#### [STATED TASK]
Below are some records; give them all again exactly, but not the pictures.

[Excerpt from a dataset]
>> Begin

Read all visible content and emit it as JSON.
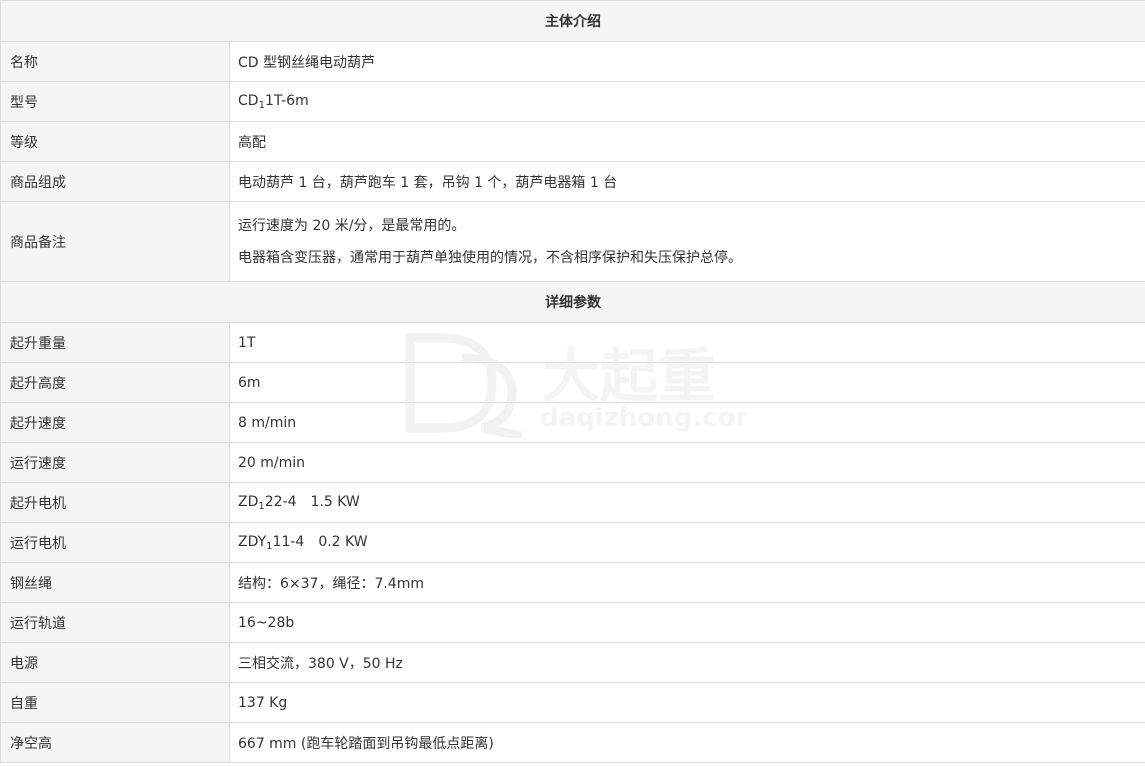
{
  "section1": {
    "title": "主体介绍",
    "rows": [
      {
        "label": "名称",
        "value": "CD 型钢丝绳电动葫芦"
      },
      {
        "label": "型号",
        "value_pre": "CD",
        "value_sub": "1",
        "value_post": "1T-6m"
      },
      {
        "label": "等级",
        "value": "高配"
      },
      {
        "label": "商品组成",
        "value": "电动葫芦 1 台，葫芦跑车 1 套，吊钩 1 个，葫芦电器箱 1 台"
      },
      {
        "label": "商品备注",
        "line1": "运行速度为 20 米/分，是最常用的。",
        "line2": "电器箱含变压器，通常用于葫芦单独使用的情况，不含相序保护和失压保护总停。"
      }
    ]
  },
  "section2": {
    "title": "详细参数",
    "rows": [
      {
        "label": "起升重量",
        "value": "1T"
      },
      {
        "label": "起升高度",
        "value": "6m"
      },
      {
        "label": "起升速度",
        "value": "8 m/min"
      },
      {
        "label": "运行速度",
        "value": "20 m/min"
      },
      {
        "label": "起升电机",
        "value_pre": "ZD",
        "value_sub": "1",
        "value_post": "22-4",
        "value_extra": "1.5 KW"
      },
      {
        "label": "运行电机",
        "value_pre": "ZDY",
        "value_sub": "1",
        "value_post": "11-4",
        "value_extra": "0.2 KW"
      },
      {
        "label": "钢丝绳",
        "value": "结构：6×37，绳径：7.4mm"
      },
      {
        "label": "运行轨道",
        "value": "16~28b"
      },
      {
        "label": "电源",
        "value": "三相交流，380 V，50 Hz"
      },
      {
        "label": "自重",
        "value": "137 Kg"
      },
      {
        "label": "净空高",
        "value": "667 mm (跑车轮踏面到吊钩最低点距离)"
      }
    ]
  },
  "watermark": {
    "brand": "大起重",
    "domain": "daqizhong.com",
    "color": "#e6e6e6"
  }
}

>> End

#### [FINISHED EXERCISE]
Read all visible content and emit it as JSON.
{
  "section1": {
    "title": "主体介绍",
    "rows": [
      {
        "label": "名称",
        "value": "CD 型钢丝绳电动葫芦"
      },
      {
        "label": "型号",
        "value_pre": "CD",
        "value_sub": "1",
        "value_post": "1T-6m"
      },
      {
        "label": "等级",
        "value": "高配"
      },
      {
        "label": "商品组成",
        "value": "电动葫芦 1 台，葫芦跑车 1 套，吊钩 1 个，葫芦电器箱 1 台"
      },
      {
        "label": "商品备注",
        "line1": "运行速度为 20 米/分，是最常用的。",
        "line2": "电器箱含变压器，通常用于葫芦单独使用的情况，不含相序保护和失压保护总停。"
      }
    ]
  },
  "section2": {
    "title": "详细参数",
    "rows": [
      {
        "label": "起升重量",
        "value": "1T"
      },
      {
        "label": "起升高度",
        "value": "6m"
      },
      {
        "label": "起升速度",
        "value": "8 m/min"
      },
      {
        "label": "运行速度",
        "value": "20 m/min"
      },
      {
        "label": "起升电机",
        "value_pre": "ZD",
        "value_sub": "1",
        "value_post": "22-4",
        "value_extra": "1.5 KW"
      },
      {
        "label": "运行电机",
        "value_pre": "ZDY",
        "value_sub": "1",
        "value_post": "11-4",
        "value_extra": "0.2 KW"
      },
      {
        "label": "钢丝绳",
        "value": "结构：6×37，绳径：7.4mm"
      },
      {
        "label": "运行轨道",
        "value": "16~28b"
      },
      {
        "label": "电源",
        "value": "三相交流，380 V，50 Hz"
      },
      {
        "label": "自重",
        "value": "137 Kg"
      },
      {
        "label": "净空高",
        "value": "667 mm (跑车轮踏面到吊钩最低点距离)"
      }
    ]
  },
  "watermark": {
    "brand": "大起重",
    "domain": "daqizhong.com",
    "color": "#e6e6e6"
  }
}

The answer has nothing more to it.